▸ **Do this**
Among the entries, which lines carry the string "Mortuary"? Copy each of them.

◇ ◇ ◇ ◇

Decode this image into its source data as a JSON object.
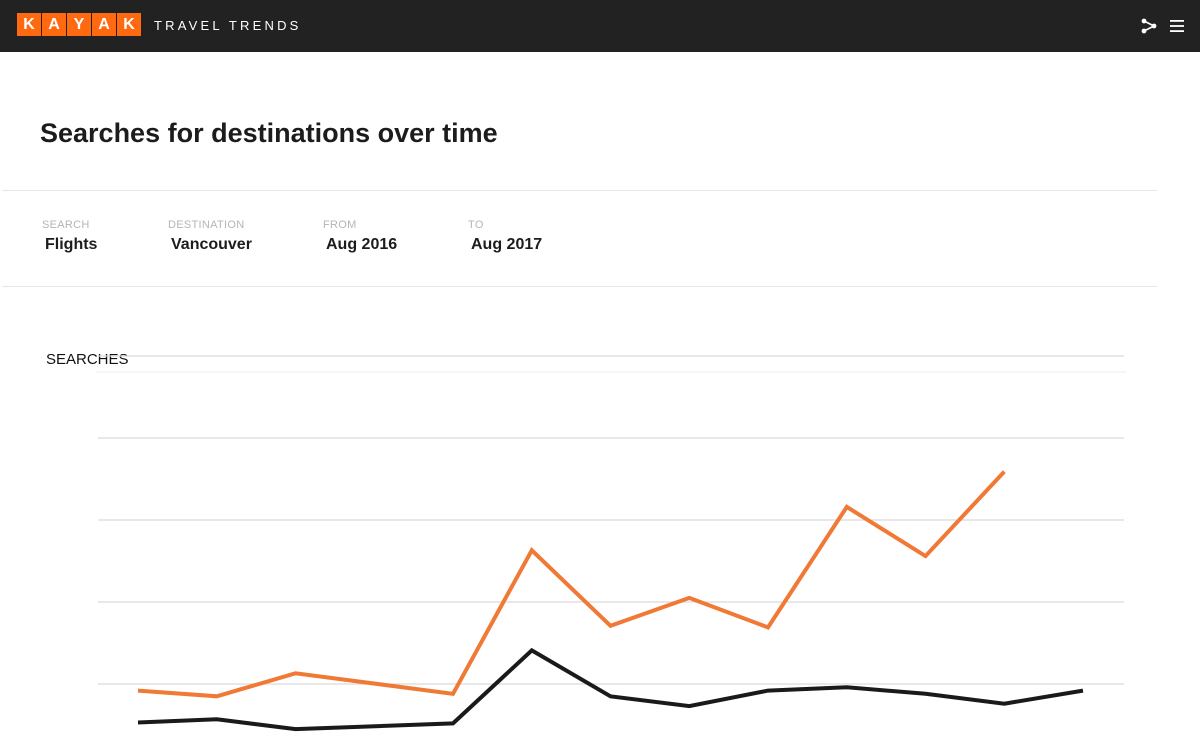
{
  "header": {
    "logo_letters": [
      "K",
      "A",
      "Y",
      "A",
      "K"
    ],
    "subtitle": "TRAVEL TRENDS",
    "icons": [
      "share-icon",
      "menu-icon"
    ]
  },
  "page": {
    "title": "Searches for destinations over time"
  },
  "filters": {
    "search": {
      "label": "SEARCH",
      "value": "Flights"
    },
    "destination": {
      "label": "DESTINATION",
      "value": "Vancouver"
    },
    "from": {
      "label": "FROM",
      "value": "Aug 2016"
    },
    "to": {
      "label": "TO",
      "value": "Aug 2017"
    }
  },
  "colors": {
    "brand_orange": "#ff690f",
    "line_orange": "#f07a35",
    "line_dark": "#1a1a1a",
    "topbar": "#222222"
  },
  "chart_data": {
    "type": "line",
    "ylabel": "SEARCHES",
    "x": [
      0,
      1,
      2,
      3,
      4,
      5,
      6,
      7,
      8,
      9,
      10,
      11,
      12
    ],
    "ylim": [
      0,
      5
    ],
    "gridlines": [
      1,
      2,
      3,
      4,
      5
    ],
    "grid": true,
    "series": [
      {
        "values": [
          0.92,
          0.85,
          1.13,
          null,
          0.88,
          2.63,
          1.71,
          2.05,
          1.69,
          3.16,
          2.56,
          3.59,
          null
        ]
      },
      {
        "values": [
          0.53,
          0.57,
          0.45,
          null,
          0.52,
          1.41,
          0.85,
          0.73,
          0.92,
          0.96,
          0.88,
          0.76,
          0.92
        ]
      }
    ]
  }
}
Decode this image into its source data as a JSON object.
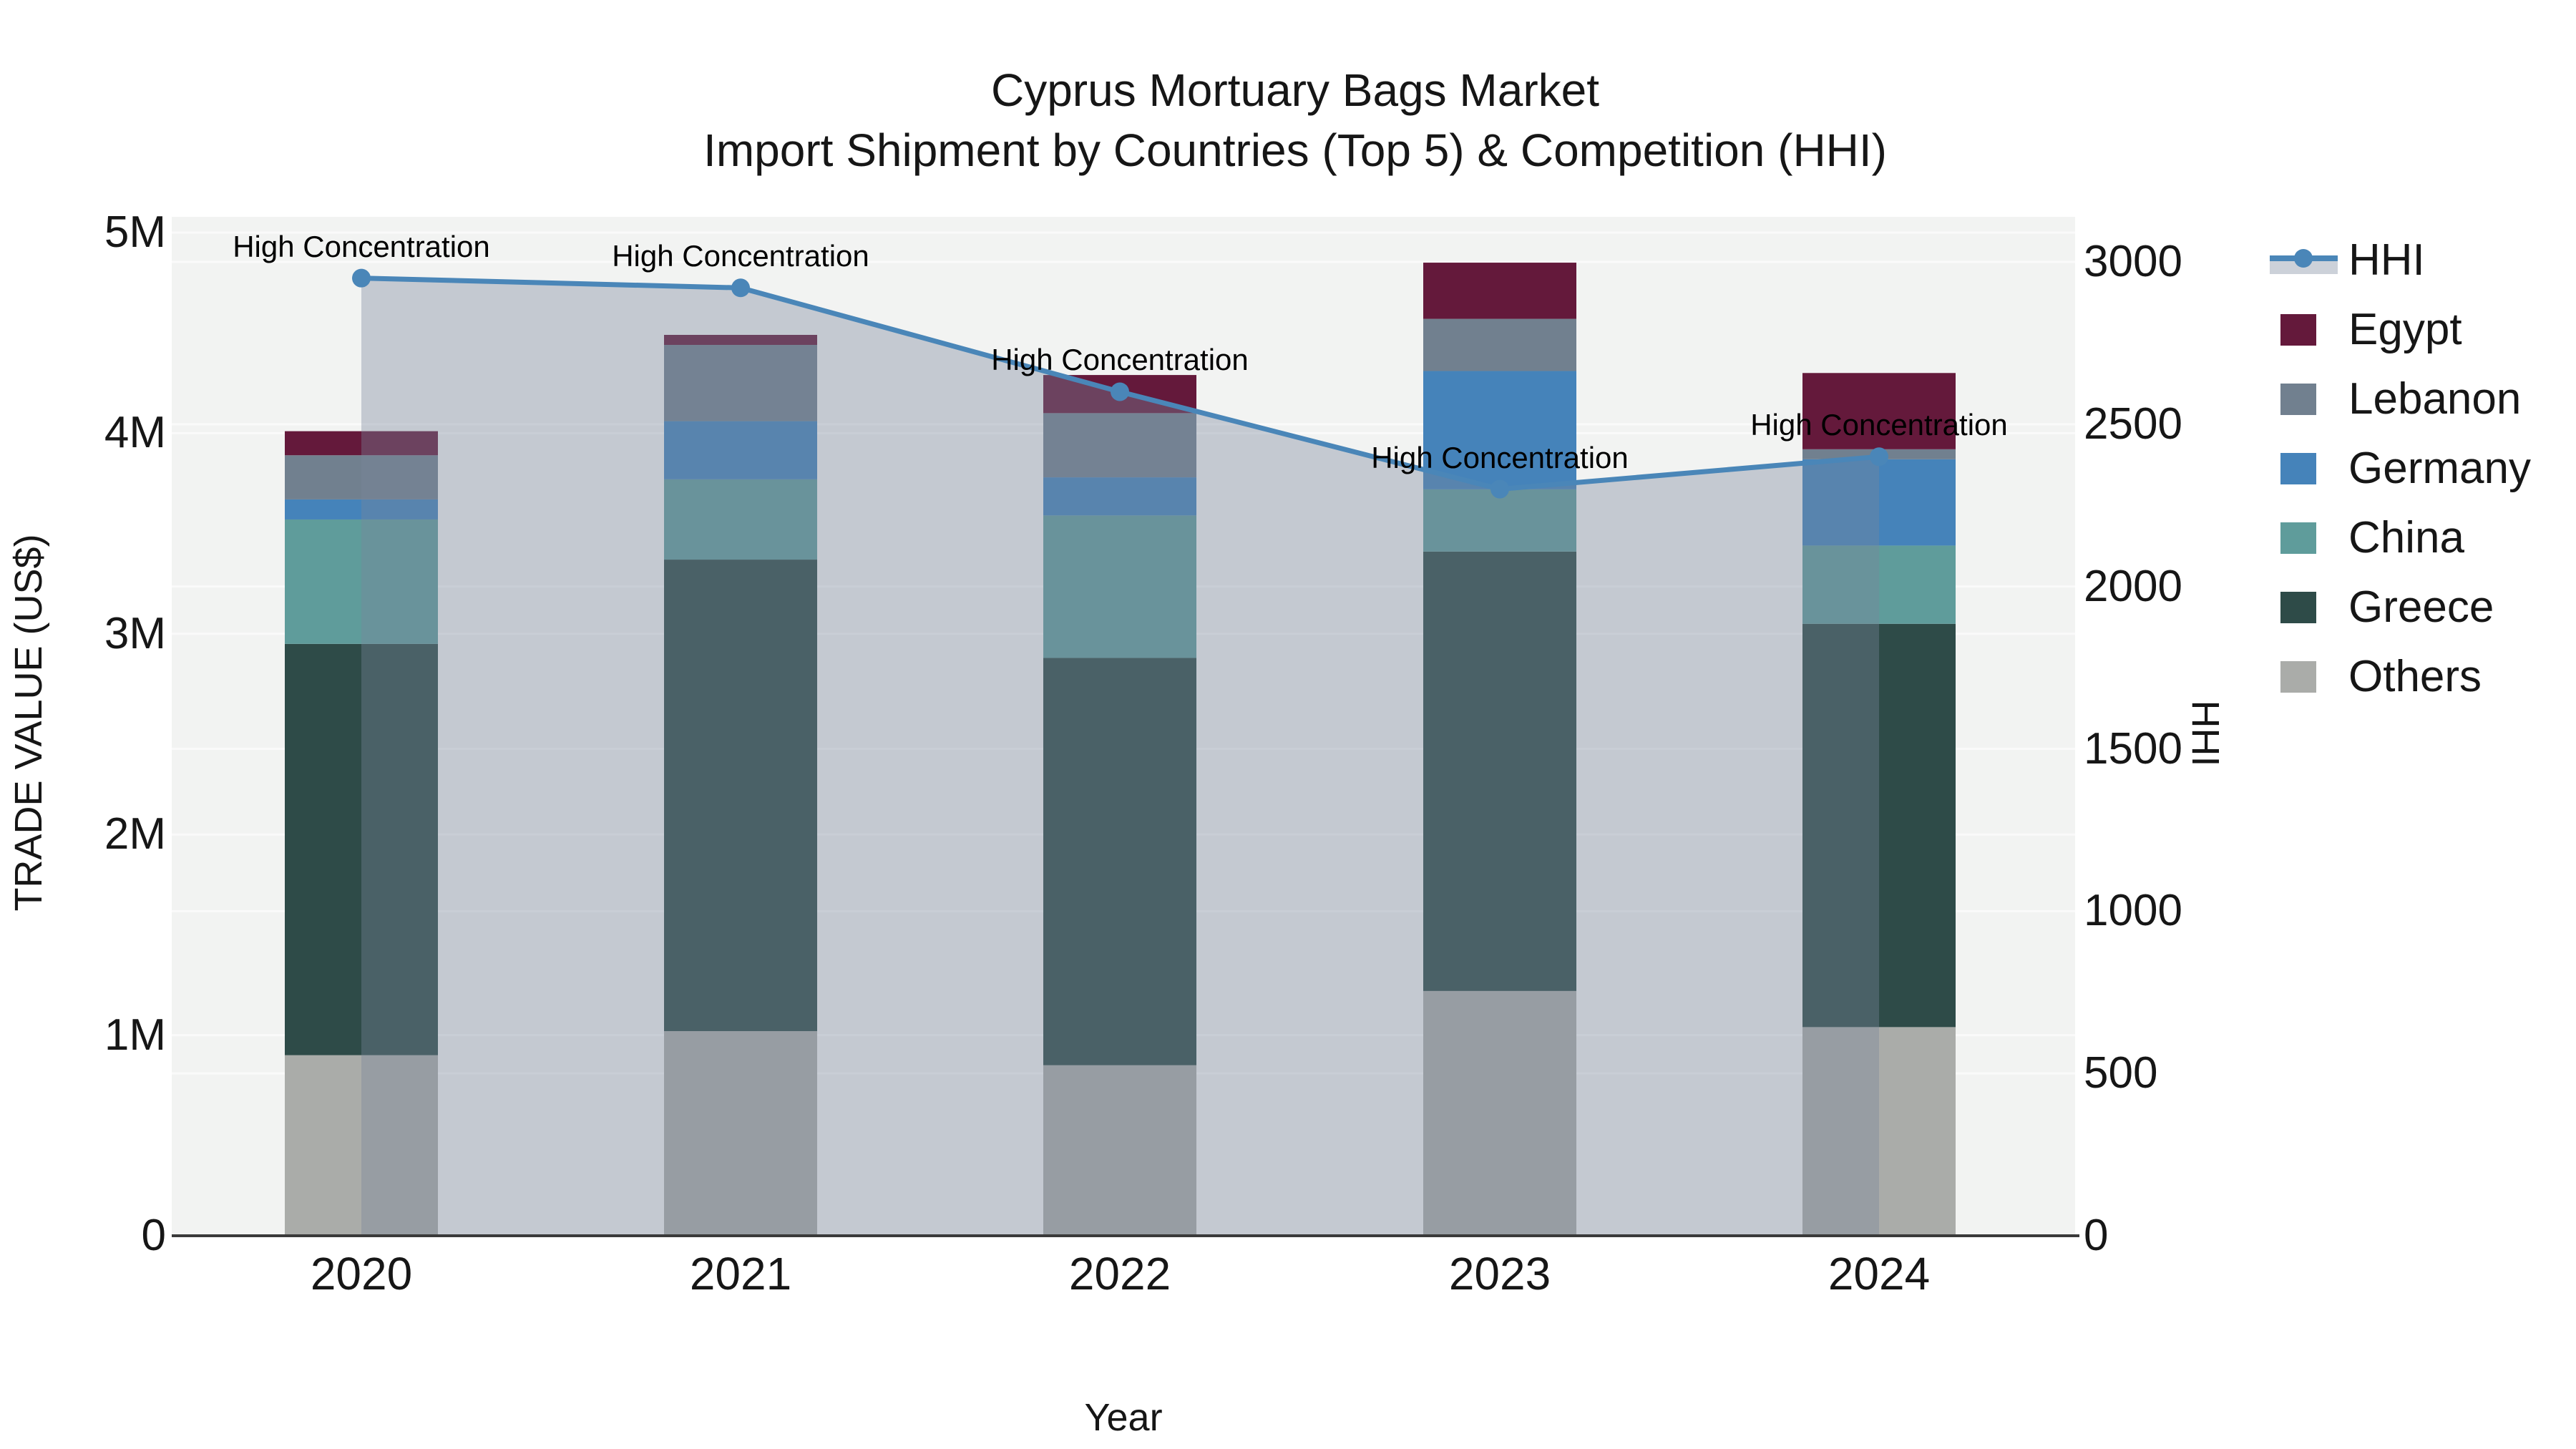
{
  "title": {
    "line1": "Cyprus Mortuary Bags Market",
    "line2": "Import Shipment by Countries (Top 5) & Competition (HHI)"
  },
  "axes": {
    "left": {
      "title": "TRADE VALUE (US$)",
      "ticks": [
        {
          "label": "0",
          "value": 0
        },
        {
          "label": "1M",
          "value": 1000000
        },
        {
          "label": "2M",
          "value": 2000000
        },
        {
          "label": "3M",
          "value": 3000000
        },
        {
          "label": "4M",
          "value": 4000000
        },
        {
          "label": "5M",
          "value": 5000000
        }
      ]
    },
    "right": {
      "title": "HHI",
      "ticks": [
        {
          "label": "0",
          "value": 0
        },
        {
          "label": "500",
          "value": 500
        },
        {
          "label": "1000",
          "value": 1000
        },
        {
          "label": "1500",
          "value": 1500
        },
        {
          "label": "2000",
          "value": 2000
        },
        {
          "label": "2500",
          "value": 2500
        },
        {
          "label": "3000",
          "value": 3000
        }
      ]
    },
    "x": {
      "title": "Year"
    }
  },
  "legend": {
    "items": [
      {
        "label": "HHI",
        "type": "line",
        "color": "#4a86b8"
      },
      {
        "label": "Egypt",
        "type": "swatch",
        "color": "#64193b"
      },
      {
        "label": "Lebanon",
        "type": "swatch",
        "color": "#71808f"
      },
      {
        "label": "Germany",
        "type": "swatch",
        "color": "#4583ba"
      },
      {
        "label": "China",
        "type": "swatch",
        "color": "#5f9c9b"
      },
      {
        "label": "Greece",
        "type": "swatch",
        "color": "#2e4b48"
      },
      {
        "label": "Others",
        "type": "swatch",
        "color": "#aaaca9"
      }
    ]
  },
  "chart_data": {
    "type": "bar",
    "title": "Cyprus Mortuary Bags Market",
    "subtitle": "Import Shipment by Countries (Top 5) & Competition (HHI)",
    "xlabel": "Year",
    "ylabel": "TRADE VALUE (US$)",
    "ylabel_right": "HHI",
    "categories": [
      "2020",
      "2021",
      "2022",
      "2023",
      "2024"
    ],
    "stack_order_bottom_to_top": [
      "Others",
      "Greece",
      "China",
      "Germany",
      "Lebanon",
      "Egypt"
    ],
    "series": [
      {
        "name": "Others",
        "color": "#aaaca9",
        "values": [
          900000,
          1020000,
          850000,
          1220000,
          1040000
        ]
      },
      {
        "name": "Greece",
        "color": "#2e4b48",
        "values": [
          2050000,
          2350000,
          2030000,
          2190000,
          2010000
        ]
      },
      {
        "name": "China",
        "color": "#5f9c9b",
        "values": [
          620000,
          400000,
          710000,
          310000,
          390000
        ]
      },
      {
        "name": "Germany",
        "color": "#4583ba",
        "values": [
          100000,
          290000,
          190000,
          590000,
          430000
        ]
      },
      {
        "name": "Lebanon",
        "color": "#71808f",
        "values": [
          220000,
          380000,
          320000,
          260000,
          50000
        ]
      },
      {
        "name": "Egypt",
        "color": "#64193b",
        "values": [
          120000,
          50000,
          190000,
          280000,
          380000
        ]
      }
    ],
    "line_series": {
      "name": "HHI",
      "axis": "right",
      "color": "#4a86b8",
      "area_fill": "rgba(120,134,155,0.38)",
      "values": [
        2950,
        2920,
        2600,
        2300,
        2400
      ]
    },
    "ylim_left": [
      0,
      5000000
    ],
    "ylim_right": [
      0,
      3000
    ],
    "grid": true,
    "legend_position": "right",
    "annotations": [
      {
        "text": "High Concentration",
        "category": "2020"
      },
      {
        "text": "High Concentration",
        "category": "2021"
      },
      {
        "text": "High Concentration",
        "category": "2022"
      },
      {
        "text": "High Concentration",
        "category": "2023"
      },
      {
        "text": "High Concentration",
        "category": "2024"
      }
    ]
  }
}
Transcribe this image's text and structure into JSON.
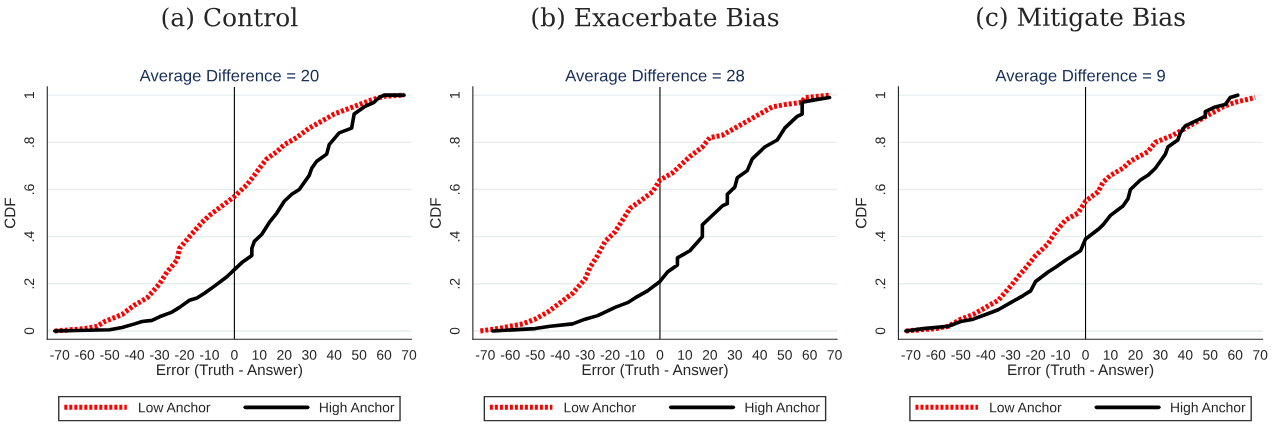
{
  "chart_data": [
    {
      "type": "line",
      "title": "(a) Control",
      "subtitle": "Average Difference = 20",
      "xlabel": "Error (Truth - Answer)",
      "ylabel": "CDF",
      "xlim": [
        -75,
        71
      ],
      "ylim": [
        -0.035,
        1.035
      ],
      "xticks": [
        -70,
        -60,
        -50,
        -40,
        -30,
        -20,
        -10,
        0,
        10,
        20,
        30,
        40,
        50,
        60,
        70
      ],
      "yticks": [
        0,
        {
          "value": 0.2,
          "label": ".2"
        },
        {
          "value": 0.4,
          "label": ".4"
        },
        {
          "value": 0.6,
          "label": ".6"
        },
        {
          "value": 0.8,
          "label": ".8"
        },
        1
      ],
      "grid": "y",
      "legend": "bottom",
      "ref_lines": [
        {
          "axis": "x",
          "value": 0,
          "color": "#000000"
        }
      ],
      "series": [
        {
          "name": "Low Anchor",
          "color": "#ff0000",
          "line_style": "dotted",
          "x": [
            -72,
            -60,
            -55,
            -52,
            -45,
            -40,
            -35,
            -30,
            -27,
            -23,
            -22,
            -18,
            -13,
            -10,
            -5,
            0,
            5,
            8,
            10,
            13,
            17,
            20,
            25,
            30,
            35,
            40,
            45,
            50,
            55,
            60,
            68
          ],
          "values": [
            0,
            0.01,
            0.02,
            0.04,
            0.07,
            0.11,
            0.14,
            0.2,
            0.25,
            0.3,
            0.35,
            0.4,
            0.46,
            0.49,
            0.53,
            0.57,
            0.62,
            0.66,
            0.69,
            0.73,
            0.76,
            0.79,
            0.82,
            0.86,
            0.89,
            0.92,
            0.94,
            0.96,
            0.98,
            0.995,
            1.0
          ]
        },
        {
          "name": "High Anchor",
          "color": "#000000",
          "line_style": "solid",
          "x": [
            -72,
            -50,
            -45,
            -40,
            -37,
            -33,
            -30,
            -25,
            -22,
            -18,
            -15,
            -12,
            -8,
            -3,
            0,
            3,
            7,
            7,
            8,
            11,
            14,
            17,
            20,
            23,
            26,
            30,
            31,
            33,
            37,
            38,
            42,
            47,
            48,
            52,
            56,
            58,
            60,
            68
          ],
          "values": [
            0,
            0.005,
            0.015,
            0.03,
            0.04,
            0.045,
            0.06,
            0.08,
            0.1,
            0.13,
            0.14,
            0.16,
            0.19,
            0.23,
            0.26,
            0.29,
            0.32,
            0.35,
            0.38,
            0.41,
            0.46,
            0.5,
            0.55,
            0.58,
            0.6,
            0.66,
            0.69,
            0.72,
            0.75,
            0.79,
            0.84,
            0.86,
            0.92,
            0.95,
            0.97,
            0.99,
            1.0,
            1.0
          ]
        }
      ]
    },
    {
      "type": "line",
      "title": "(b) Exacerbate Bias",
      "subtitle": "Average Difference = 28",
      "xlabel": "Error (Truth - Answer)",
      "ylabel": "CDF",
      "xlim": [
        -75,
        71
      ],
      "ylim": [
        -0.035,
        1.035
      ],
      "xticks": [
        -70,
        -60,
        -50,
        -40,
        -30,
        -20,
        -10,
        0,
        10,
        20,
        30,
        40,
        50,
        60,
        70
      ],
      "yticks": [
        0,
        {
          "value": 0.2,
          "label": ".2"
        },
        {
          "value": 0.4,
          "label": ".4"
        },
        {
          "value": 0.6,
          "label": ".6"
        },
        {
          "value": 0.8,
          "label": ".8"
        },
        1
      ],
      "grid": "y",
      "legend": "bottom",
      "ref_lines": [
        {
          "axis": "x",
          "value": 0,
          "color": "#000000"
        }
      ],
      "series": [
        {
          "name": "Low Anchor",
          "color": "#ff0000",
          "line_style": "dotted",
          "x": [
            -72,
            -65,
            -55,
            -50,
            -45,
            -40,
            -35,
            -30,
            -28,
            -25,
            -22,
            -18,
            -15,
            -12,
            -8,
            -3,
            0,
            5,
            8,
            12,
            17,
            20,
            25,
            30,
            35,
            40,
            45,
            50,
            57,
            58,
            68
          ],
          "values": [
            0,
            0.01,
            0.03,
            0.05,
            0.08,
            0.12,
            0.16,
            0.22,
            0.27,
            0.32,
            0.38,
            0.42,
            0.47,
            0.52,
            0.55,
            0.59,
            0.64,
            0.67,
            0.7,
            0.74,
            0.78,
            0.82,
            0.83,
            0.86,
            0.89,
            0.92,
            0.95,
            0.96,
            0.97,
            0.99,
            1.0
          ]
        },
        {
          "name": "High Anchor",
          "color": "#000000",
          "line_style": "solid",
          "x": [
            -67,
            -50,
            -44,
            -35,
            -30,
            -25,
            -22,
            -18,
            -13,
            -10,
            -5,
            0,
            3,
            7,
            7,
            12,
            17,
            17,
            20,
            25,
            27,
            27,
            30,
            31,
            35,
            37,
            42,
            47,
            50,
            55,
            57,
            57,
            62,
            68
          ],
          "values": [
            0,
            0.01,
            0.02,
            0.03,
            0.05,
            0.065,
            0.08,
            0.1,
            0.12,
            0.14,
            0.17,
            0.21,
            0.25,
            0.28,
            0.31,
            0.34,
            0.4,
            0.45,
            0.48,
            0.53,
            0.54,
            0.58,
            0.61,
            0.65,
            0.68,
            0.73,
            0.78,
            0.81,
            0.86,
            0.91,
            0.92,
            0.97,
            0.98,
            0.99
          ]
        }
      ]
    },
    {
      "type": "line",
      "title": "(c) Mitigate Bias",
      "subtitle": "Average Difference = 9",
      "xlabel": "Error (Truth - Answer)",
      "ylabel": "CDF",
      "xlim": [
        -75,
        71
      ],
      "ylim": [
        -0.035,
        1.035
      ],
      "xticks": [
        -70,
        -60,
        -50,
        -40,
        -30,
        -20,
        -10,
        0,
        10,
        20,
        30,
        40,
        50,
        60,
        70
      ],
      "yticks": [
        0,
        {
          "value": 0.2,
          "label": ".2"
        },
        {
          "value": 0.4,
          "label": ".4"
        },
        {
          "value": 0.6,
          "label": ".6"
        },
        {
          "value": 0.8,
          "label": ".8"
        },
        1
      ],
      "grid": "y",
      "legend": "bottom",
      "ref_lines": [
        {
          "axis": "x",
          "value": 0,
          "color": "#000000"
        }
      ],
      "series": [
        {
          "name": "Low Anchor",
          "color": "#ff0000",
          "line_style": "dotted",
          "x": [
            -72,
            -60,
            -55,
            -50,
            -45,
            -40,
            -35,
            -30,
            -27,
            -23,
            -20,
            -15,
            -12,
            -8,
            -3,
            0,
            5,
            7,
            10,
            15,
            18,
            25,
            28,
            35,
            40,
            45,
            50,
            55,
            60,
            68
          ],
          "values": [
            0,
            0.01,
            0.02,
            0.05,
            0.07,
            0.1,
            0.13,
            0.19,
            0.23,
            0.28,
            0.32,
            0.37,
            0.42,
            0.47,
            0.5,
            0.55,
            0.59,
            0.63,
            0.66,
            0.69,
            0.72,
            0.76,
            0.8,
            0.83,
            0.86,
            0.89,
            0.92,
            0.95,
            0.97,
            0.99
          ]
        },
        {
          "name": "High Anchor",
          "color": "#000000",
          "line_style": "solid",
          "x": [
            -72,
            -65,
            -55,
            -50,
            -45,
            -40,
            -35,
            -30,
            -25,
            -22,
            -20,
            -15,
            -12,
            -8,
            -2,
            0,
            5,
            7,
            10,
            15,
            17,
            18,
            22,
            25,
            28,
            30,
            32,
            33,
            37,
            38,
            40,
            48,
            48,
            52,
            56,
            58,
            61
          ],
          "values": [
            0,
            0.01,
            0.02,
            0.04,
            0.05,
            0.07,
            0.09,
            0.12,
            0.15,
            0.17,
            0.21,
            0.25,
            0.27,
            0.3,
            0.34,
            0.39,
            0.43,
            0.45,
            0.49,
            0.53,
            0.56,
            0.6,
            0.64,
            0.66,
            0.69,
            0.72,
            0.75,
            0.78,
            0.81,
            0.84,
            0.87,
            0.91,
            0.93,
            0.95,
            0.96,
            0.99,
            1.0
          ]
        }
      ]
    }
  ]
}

◇ ◇ ◇ ◇

▸ **Task answer**
    "line1": "Cyprus Mortuary Bags Market",
    "title": "Cyprus Mortuary Bags Market",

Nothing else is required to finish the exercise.